▶ _TASK STATEMENT_
From the records below, give the number of lines that contain the string "object", without any other text.

▶ _THE INPUT_
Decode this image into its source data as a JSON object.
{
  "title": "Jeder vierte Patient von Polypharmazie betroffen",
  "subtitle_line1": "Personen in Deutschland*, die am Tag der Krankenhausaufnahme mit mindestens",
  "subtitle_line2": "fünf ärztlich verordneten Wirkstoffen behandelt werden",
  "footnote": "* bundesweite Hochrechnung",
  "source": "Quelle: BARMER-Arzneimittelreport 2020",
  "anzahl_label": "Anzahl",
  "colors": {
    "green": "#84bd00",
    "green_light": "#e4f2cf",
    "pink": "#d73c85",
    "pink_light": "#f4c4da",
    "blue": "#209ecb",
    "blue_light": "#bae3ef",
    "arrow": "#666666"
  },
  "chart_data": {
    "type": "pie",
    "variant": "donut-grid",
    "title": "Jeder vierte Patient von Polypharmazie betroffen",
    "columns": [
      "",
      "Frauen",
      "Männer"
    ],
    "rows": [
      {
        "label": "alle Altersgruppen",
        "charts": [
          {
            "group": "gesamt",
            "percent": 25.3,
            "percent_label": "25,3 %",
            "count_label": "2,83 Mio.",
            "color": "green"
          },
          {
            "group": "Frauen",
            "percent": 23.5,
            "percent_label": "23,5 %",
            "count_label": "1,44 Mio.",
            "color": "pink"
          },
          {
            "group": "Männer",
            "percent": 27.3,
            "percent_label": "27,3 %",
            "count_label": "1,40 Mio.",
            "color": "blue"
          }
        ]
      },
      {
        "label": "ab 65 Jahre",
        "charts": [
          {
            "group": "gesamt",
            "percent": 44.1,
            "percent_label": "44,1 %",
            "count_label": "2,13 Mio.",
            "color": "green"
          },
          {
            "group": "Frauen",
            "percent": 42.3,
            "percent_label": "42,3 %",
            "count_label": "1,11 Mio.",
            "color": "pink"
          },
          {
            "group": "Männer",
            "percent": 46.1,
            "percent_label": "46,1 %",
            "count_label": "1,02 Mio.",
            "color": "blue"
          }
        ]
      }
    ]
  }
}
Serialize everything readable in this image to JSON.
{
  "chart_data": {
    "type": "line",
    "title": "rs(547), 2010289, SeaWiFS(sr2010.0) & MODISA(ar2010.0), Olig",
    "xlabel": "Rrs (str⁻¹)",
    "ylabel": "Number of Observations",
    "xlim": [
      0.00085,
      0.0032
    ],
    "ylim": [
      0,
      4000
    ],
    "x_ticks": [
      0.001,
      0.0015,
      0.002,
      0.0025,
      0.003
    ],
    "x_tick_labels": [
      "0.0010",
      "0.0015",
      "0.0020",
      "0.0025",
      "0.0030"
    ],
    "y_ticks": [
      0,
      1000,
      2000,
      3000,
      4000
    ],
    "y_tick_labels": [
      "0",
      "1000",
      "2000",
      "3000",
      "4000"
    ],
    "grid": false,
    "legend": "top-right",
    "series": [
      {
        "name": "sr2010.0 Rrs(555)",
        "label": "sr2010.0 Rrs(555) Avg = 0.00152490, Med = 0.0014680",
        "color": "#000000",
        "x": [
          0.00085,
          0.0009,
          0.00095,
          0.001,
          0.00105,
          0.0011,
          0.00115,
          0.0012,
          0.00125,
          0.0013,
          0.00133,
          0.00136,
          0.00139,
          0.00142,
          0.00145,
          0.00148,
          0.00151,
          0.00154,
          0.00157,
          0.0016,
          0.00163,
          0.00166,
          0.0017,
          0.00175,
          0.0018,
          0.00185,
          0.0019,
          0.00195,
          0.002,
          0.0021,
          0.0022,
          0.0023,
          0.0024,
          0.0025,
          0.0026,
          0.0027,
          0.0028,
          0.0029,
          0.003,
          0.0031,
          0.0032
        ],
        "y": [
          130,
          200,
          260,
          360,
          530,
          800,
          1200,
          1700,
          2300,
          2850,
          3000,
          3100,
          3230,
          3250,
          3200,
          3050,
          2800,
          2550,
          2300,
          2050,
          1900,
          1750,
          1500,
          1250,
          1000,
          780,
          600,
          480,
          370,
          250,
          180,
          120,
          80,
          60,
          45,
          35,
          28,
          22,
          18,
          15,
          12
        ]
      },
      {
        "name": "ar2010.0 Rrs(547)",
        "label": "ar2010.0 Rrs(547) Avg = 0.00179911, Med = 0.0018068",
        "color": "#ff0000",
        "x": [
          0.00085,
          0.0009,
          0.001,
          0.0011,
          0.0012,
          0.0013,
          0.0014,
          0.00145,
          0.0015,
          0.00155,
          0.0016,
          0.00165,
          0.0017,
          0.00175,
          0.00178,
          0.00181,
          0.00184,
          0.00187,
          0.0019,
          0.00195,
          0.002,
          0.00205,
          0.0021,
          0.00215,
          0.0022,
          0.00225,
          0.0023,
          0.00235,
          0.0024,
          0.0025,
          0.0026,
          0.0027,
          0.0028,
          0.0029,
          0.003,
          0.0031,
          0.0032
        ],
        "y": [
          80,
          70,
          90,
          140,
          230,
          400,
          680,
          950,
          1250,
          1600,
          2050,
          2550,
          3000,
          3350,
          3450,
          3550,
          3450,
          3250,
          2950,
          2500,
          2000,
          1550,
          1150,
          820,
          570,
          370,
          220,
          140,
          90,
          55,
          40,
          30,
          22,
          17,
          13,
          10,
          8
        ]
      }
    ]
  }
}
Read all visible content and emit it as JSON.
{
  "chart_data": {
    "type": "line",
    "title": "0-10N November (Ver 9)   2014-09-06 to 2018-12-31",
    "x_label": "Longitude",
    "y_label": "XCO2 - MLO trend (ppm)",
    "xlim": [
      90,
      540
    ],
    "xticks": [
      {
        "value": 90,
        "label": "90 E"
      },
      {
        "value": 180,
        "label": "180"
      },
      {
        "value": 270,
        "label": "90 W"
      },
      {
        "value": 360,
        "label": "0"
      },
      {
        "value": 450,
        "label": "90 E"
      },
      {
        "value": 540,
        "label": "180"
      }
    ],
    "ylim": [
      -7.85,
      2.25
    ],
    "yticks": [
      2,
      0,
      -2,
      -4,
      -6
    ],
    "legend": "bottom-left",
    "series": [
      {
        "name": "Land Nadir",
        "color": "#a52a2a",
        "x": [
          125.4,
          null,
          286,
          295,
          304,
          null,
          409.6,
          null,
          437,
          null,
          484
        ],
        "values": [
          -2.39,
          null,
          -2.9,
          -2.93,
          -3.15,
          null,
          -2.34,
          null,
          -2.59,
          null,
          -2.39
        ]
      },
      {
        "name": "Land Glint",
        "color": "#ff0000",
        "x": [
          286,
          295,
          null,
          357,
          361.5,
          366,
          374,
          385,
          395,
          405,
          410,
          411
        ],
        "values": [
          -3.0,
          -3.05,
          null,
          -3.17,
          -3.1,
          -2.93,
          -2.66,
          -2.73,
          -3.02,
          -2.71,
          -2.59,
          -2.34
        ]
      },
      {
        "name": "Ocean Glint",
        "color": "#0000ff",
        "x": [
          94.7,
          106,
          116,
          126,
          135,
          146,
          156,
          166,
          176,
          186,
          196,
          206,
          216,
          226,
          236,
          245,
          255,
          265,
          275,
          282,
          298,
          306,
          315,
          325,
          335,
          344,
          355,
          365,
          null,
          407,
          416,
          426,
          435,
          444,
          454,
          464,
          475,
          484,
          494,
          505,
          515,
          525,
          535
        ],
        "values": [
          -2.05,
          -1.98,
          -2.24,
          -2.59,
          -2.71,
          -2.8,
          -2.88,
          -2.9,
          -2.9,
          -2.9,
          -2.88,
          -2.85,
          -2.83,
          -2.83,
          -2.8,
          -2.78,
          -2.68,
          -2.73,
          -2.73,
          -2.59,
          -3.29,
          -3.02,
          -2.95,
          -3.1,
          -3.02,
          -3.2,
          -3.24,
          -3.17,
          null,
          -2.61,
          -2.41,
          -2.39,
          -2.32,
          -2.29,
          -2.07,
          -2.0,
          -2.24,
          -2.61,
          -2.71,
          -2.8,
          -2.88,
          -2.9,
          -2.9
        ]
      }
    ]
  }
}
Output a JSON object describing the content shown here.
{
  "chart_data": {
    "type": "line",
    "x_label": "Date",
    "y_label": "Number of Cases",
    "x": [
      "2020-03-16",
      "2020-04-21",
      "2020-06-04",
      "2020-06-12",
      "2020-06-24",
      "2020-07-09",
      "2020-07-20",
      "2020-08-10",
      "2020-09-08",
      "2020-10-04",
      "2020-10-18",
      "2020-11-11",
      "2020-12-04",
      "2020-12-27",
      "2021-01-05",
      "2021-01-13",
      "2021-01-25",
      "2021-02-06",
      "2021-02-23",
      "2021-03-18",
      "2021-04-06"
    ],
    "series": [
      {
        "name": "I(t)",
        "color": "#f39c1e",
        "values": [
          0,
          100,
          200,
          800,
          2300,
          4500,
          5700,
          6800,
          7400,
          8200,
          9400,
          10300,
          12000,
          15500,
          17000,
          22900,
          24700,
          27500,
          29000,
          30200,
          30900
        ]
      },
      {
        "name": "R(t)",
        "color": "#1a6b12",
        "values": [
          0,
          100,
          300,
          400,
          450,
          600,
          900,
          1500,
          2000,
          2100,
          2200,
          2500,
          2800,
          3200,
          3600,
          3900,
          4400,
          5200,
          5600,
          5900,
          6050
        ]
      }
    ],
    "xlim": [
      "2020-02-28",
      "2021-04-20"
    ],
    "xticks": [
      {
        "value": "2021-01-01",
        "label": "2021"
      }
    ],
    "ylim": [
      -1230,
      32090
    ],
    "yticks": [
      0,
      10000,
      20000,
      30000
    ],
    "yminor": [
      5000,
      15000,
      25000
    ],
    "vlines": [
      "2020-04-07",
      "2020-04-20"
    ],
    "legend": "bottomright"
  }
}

▶ _EXPECTED ANSWER_
2